AIM OF THE EXERCISE:
Reproduce each record below exactly as written.

SUPPLIED RECORDS:
>>>>>

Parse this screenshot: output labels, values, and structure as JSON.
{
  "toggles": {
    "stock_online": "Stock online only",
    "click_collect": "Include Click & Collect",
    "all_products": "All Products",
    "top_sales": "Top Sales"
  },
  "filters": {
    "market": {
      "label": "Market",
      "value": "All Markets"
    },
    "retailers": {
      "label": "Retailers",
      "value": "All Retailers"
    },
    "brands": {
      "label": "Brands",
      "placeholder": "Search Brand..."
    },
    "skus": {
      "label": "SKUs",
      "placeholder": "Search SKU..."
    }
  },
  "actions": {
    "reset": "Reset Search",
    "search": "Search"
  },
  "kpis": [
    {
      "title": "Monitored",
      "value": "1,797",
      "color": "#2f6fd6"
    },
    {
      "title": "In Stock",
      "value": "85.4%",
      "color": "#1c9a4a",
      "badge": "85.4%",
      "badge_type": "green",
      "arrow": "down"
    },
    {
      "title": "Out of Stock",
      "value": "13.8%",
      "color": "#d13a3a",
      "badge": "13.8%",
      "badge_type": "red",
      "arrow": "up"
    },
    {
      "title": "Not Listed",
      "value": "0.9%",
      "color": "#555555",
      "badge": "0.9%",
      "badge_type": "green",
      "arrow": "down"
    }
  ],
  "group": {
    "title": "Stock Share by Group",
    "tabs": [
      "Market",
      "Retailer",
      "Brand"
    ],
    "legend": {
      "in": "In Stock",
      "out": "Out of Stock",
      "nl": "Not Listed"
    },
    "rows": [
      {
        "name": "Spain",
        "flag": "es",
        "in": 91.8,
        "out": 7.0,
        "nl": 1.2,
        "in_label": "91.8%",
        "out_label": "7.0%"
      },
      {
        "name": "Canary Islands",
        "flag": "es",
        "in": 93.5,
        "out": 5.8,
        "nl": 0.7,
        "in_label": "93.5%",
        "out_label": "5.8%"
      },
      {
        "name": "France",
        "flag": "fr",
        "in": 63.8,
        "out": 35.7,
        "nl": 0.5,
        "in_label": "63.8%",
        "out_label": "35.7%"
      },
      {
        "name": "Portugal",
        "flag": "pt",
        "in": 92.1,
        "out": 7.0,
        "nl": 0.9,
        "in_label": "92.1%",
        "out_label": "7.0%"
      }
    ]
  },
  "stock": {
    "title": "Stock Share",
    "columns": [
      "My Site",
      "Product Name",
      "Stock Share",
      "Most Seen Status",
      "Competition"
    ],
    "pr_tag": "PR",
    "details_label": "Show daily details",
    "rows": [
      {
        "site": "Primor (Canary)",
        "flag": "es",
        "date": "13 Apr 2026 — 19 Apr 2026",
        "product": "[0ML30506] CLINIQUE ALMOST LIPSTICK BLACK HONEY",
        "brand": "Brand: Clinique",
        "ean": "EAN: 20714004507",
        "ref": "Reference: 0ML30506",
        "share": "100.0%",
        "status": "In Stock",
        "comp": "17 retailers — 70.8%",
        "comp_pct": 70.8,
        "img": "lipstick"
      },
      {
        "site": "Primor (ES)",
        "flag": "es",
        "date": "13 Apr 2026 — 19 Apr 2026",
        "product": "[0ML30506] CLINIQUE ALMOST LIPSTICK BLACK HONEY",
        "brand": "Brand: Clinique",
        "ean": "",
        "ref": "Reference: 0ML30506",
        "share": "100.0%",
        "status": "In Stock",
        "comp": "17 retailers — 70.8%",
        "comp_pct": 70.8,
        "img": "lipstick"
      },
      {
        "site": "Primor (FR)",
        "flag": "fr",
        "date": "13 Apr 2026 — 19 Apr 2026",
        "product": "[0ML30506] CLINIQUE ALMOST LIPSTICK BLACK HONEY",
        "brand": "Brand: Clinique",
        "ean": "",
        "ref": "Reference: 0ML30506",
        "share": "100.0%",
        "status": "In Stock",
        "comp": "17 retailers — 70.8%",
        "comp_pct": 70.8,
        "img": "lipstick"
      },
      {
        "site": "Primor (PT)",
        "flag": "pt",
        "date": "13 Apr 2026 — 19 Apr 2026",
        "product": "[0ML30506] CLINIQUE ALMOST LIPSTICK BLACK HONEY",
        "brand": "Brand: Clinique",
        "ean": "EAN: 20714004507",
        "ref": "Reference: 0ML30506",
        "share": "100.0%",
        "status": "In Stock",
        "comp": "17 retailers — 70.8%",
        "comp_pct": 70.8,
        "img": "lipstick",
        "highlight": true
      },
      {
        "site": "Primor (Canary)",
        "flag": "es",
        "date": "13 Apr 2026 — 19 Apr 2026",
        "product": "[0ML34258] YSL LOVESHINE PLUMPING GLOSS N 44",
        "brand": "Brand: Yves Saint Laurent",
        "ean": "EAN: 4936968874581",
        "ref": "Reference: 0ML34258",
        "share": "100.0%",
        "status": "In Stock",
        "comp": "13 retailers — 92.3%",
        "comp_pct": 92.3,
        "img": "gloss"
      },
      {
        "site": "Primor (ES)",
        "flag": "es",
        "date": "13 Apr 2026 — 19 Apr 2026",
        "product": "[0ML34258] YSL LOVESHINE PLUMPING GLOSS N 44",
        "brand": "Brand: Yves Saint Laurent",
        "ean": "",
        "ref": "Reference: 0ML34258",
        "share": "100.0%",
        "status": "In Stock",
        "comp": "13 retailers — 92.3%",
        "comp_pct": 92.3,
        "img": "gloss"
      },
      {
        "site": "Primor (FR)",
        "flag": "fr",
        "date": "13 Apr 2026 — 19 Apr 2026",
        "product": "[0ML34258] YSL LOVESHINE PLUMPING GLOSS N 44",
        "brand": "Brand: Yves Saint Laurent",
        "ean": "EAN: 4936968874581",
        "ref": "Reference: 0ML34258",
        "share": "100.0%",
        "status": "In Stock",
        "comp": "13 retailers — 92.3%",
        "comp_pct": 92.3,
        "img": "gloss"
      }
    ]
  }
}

<<<<<

EXPECTED OUTPUT:
Parse this screenshot: output labels, values, and structure as JSON.
{
  "toggles": {
    "stock_online": "Stock online only",
    "click_collect": "Include Click & Collect",
    "all_products": "All Products",
    "top_sales": "Top Sales"
  },
  "filters": {
    "market": {
      "label": "Market",
      "value": "All Markets"
    },
    "retailers": {
      "label": "Retailers",
      "value": "All Retailers"
    },
    "brands": {
      "label": "Brands",
      "placeholder": "Search Brand..."
    },
    "skus": {
      "label": "SKUs",
      "placeholder": "Search SKU..."
    }
  },
  "actions": {
    "reset": "Reset Search",
    "search": "Search"
  },
  "kpis": [
    {
      "title": "Monitored",
      "value": "1,797",
      "color": "#2f6fd6"
    },
    {
      "title": "In Stock",
      "value": "85.4%",
      "color": "#1c9a4a",
      "badge": "85.4%",
      "badge_type": "green",
      "arrow": "down"
    },
    {
      "title": "Out of Stock",
      "value": "13.8%",
      "color": "#d13a3a",
      "badge": "13.8%",
      "badge_type": "red",
      "arrow": "up"
    },
    {
      "title": "Not Listed",
      "value": "0.9%",
      "color": "#555555",
      "badge": "0.9%",
      "badge_type": "green",
      "arrow": "down"
    }
  ],
  "group": {
    "title": "Stock Share by Group",
    "tabs": [
      "Market",
      "Retailer",
      "Brand"
    ],
    "legend": {
      "in": "In Stock",
      "out": "Out of Stock",
      "nl": "Not Listed"
    },
    "rows": [
      {
        "name": "Spain",
        "flag": "es",
        "in": 91.8,
        "out": 7.0,
        "nl": 1.2,
        "in_label": "91.8%",
        "out_label": "7.0%"
      },
      {
        "name": "Canary Islands",
        "flag": "es",
        "in": 93.5,
        "out": 5.8,
        "nl": 0.7,
        "in_label": "93.5%",
        "out_label": "5.8%"
      },
      {
        "name": "France",
        "flag": "fr",
        "in": 63.8,
        "out": 35.7,
        "nl": 0.5,
        "in_label": "63.8%",
        "out_label": "35.7%"
      },
      {
        "name": "Portugal",
        "flag": "pt",
        "in": 92.1,
        "out": 7.0,
        "nl": 0.9,
        "in_label": "92.1%",
        "out_label": "7.0%"
      }
    ]
  },
  "stock": {
    "title": "Stock Share",
    "columns": [
      "My Site",
      "Product Name",
      "Stock Share",
      "Most Seen Status",
      "Competition"
    ],
    "pr_tag": "PR",
    "details_label": "Show daily details",
    "rows": [
      {
        "site": "Primor (Canary)",
        "flag": "es",
        "date": "13 Apr 2026 — 19 Apr 2026",
        "product": "[0ML30506] CLINIQUE ALMOST LIPSTICK BLACK HONEY",
        "brand": "Brand: Clinique",
        "ean": "EAN: 20714004507",
        "ref": "Reference: 0ML30506",
        "share": "100.0%",
        "status": "In Stock",
        "comp": "17 retailers — 70.8%",
        "comp_pct": 70.8,
        "img": "lipstick"
      },
      {
        "site": "Primor (ES)",
        "flag": "es",
        "date": "13 Apr 2026 — 19 Apr 2026",
        "product": "[0ML30506] CLINIQUE ALMOST LIPSTICK BLACK HONEY",
        "brand": "Brand: Clinique",
        "ean": "",
        "ref": "Reference: 0ML30506",
        "share": "100.0%",
        "status": "In Stock",
        "comp": "17 retailers — 70.8%",
        "comp_pct": 70.8,
        "img": "lipstick"
      },
      {
        "site": "Primor (FR)",
        "flag": "fr",
        "date": "13 Apr 2026 — 19 Apr 2026",
        "product": "[0ML30506] CLINIQUE ALMOST LIPSTICK BLACK HONEY",
        "brand": "Brand: Clinique",
        "ean": "",
        "ref": "Reference: 0ML30506",
        "share": "100.0%",
        "status": "In Stock",
        "comp": "17 retailers — 70.8%",
        "comp_pct": 70.8,
        "img": "lipstick"
      },
      {
        "site": "Primor (PT)",
        "flag": "pt",
        "date": "13 Apr 2026 — 19 Apr 2026",
        "product": "[0ML30506] CLINIQUE ALMOST LIPSTICK BLACK HONEY",
        "brand": "Brand: Clinique",
        "ean": "EAN: 20714004507",
        "ref": "Reference: 0ML30506",
        "share": "100.0%",
        "status": "In Stock",
        "comp": "17 retailers — 70.8%",
        "comp_pct": 70.8,
        "img": "lipstick",
        "highlight": true
      },
      {
        "site": "Primor (Canary)",
        "flag": "es",
        "date": "13 Apr 2026 — 19 Apr 2026",
        "product": "[0ML34258] YSL LOVESHINE PLUMPING GLOSS N 44",
        "brand": "Brand: Yves Saint Laurent",
        "ean": "EAN: 4936968874581",
        "ref": "Reference: 0ML34258",
        "share": "100.0%",
        "status": "In Stock",
        "comp": "13 retailers — 92.3%",
        "comp_pct": 92.3,
        "img": "gloss"
      },
      {
        "site": "Primor (ES)",
        "flag": "es",
        "date": "13 Apr 2026 — 19 Apr 2026",
        "product": "[0ML34258] YSL LOVESHINE PLUMPING GLOSS N 44",
        "brand": "Brand: Yves Saint Laurent",
        "ean": "",
        "ref": "Reference: 0ML34258",
        "share": "100.0%",
        "status": "In Stock",
        "comp": "13 retailers — 92.3%",
        "comp_pct": 92.3,
        "img": "gloss"
      },
      {
        "site": "Primor (FR)",
        "flag": "fr",
        "date": "13 Apr 2026 — 19 Apr 2026",
        "product": "[0ML34258] YSL LOVESHINE PLUMPING GLOSS N 44",
        "brand": "Brand: Yves Saint Laurent",
        "ean": "EAN: 4936968874581",
        "ref": "Reference: 0ML34258",
        "share": "100.0%",
        "status": "In Stock",
        "comp": "13 retailers — 92.3%",
        "comp_pct": 92.3,
        "img": "gloss"
      }
    ]
  }
}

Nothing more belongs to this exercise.